## GIVEN INFORMATION
* Begin *

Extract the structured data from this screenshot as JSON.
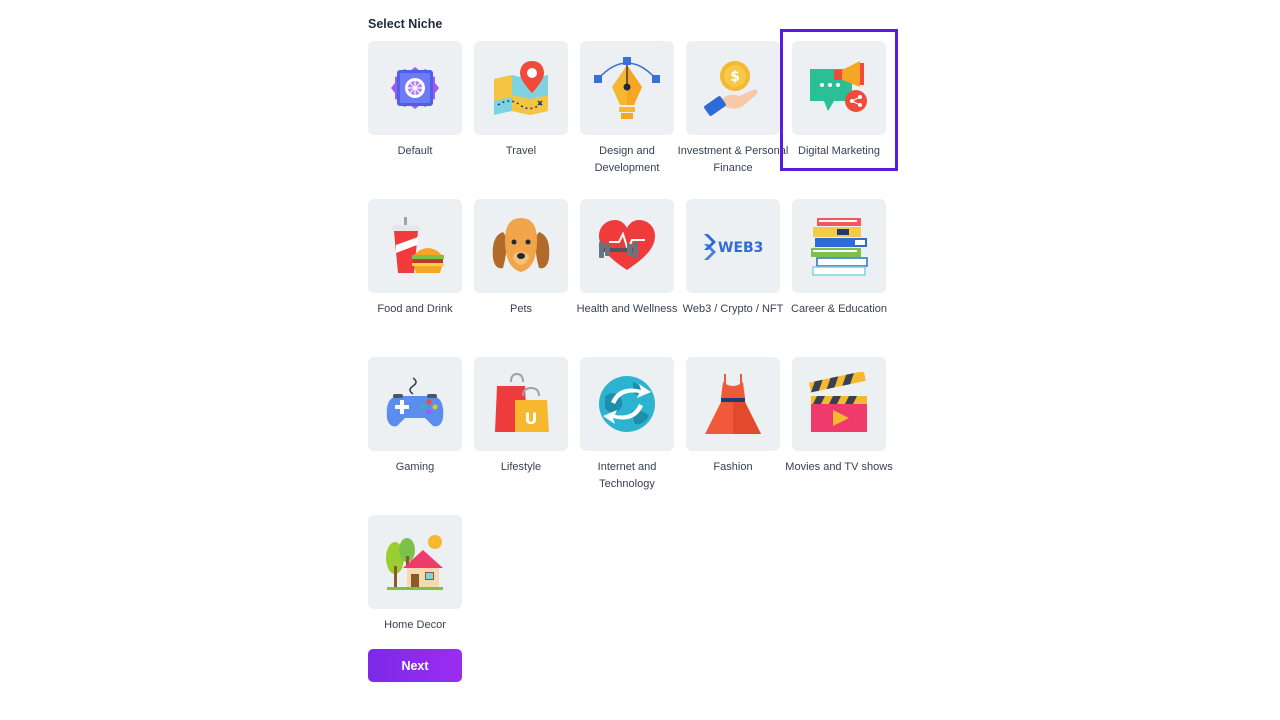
{
  "page": {
    "title": "Select Niche",
    "selected_niche": "Digital Marketing"
  },
  "niches": [
    {
      "label": "Default",
      "icon": "settings-gear-icon",
      "selected": false
    },
    {
      "label": "Travel",
      "icon": "map-pin-icon",
      "selected": false
    },
    {
      "label": "Design and Development",
      "icon": "pen-tool-icon",
      "selected": false
    },
    {
      "label": "Investment & Personal Finance",
      "icon": "coin-hand-icon",
      "selected": false
    },
    {
      "label": "Digital Marketing",
      "icon": "megaphone-chat-icon",
      "selected": true
    },
    {
      "label": "Food and Drink",
      "icon": "soda-burger-icon",
      "selected": false
    },
    {
      "label": "Pets",
      "icon": "dog-icon",
      "selected": false
    },
    {
      "label": "Health and Wellness",
      "icon": "heart-dumbbell-icon",
      "selected": false
    },
    {
      "label": "Web3 / Crypto / NFT",
      "icon": "web3-logo-icon",
      "icon_text": "WEB3",
      "selected": false
    },
    {
      "label": "Career & Education",
      "icon": "books-stack-icon",
      "selected": false
    },
    {
      "label": "Gaming",
      "icon": "gamepad-icon",
      "selected": false
    },
    {
      "label": "Lifestyle",
      "icon": "shopping-bags-icon",
      "icon_text": "U",
      "selected": false
    },
    {
      "label": "Internet and Technology",
      "icon": "globe-arrows-icon",
      "selected": false
    },
    {
      "label": "Fashion",
      "icon": "dress-icon",
      "selected": false
    },
    {
      "label": "Movies and TV shows",
      "icon": "clapperboard-icon",
      "selected": false
    },
    {
      "label": "Home Decor",
      "icon": "house-trees-icon",
      "selected": false
    }
  ],
  "actions": {
    "next_label": "Next"
  },
  "colors": {
    "accent": "#5b1bdc",
    "button_gradient_start": "#7c2ae8",
    "button_gradient_end": "#9b2cf0",
    "tile_background": "#edf0f3"
  }
}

* End *

## WHAT TO DO
Pick out all lines containing the string "Digital".

## ANSWER
    "selected_niche": "Digital Marketing"
      "label": "Digital Marketing",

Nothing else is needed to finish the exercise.